Report how many lines of these entries hold the string "Gasto"; reply with the number alone.

=-=-=-=-=

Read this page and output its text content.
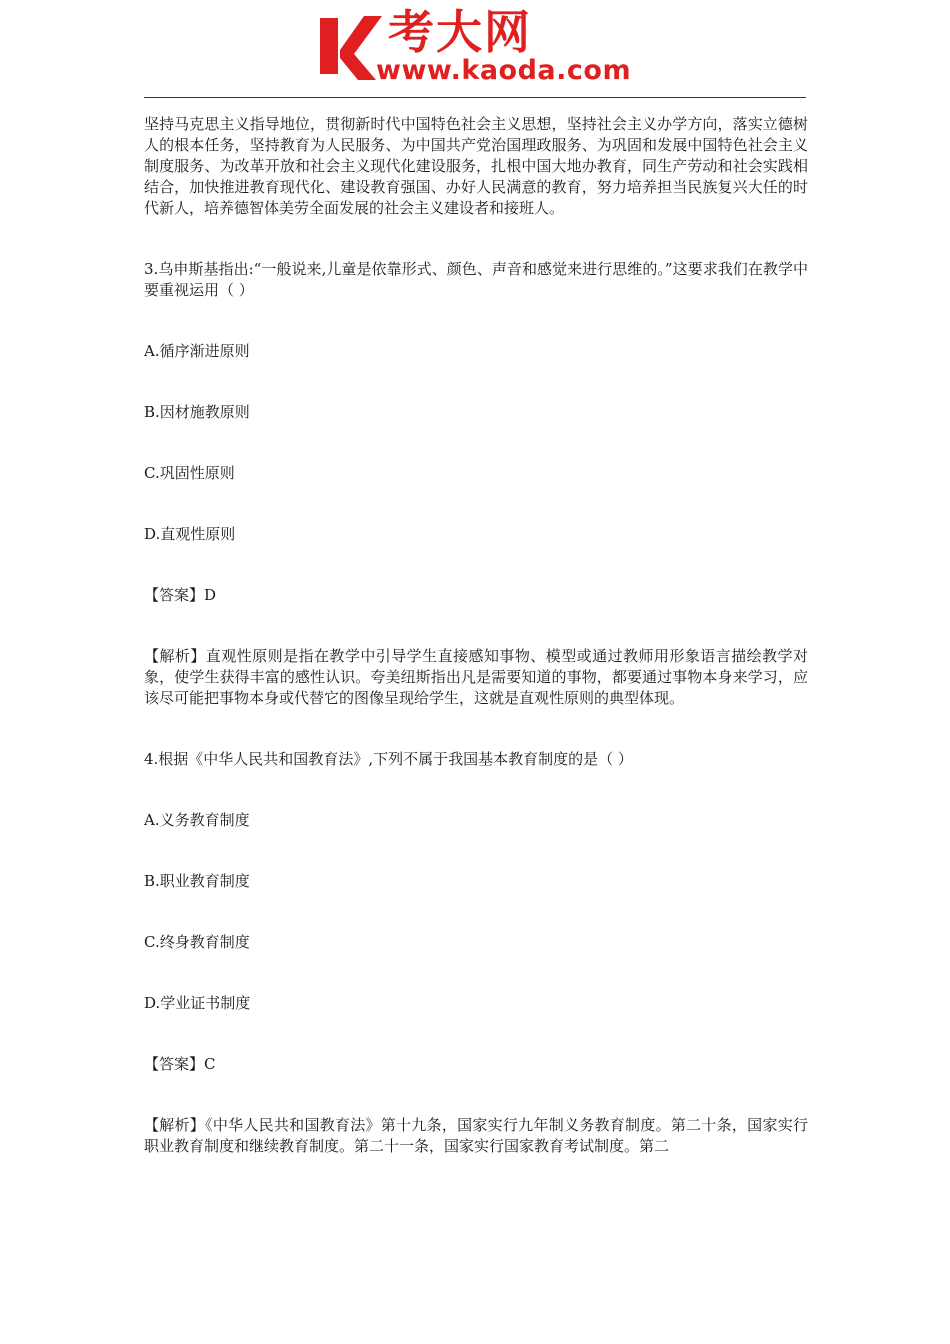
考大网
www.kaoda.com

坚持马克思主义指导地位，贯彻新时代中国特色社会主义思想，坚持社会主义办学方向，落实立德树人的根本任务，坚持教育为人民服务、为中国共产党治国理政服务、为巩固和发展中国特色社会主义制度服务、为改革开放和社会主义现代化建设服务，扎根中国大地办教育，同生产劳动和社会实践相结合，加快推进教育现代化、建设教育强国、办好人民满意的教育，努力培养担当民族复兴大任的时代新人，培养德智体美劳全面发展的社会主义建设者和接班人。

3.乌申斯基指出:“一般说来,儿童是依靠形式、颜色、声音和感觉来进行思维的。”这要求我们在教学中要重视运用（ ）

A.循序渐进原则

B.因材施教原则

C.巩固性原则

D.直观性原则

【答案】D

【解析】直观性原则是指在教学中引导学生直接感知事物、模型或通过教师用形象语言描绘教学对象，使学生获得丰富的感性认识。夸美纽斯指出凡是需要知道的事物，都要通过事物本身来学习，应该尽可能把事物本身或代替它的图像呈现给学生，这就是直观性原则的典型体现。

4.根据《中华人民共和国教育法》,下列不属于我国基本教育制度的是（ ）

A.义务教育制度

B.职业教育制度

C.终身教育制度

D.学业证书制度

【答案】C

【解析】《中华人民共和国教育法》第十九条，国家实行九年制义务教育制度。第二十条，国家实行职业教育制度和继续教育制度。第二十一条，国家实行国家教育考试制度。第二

=-=-=-=-=

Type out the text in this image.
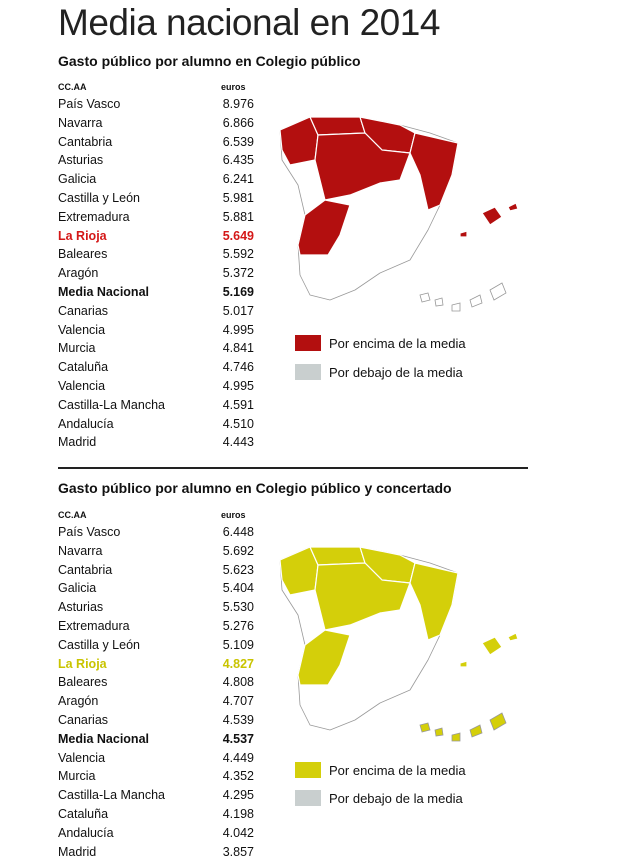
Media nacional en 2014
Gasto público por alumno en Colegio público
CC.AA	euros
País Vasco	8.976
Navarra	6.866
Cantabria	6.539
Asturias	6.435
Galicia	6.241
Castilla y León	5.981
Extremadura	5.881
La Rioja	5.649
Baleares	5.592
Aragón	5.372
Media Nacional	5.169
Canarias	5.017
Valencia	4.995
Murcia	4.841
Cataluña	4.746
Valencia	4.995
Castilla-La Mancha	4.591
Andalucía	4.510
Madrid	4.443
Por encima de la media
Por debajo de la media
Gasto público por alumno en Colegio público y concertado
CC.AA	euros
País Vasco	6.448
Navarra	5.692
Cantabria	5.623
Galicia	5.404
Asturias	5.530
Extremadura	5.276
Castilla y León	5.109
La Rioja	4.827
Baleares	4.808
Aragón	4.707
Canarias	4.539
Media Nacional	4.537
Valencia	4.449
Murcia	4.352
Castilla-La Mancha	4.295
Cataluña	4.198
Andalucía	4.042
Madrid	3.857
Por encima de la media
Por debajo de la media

=-=-=-=-=

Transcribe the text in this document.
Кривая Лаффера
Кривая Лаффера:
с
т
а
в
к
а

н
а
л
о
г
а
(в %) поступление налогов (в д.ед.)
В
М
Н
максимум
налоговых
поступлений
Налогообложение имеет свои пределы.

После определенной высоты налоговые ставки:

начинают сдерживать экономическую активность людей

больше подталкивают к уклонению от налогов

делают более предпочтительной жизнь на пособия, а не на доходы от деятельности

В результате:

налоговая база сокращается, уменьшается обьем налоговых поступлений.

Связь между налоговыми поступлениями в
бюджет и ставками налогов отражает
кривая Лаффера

=-=-=-=-=

_FULL SOLUTION_. 2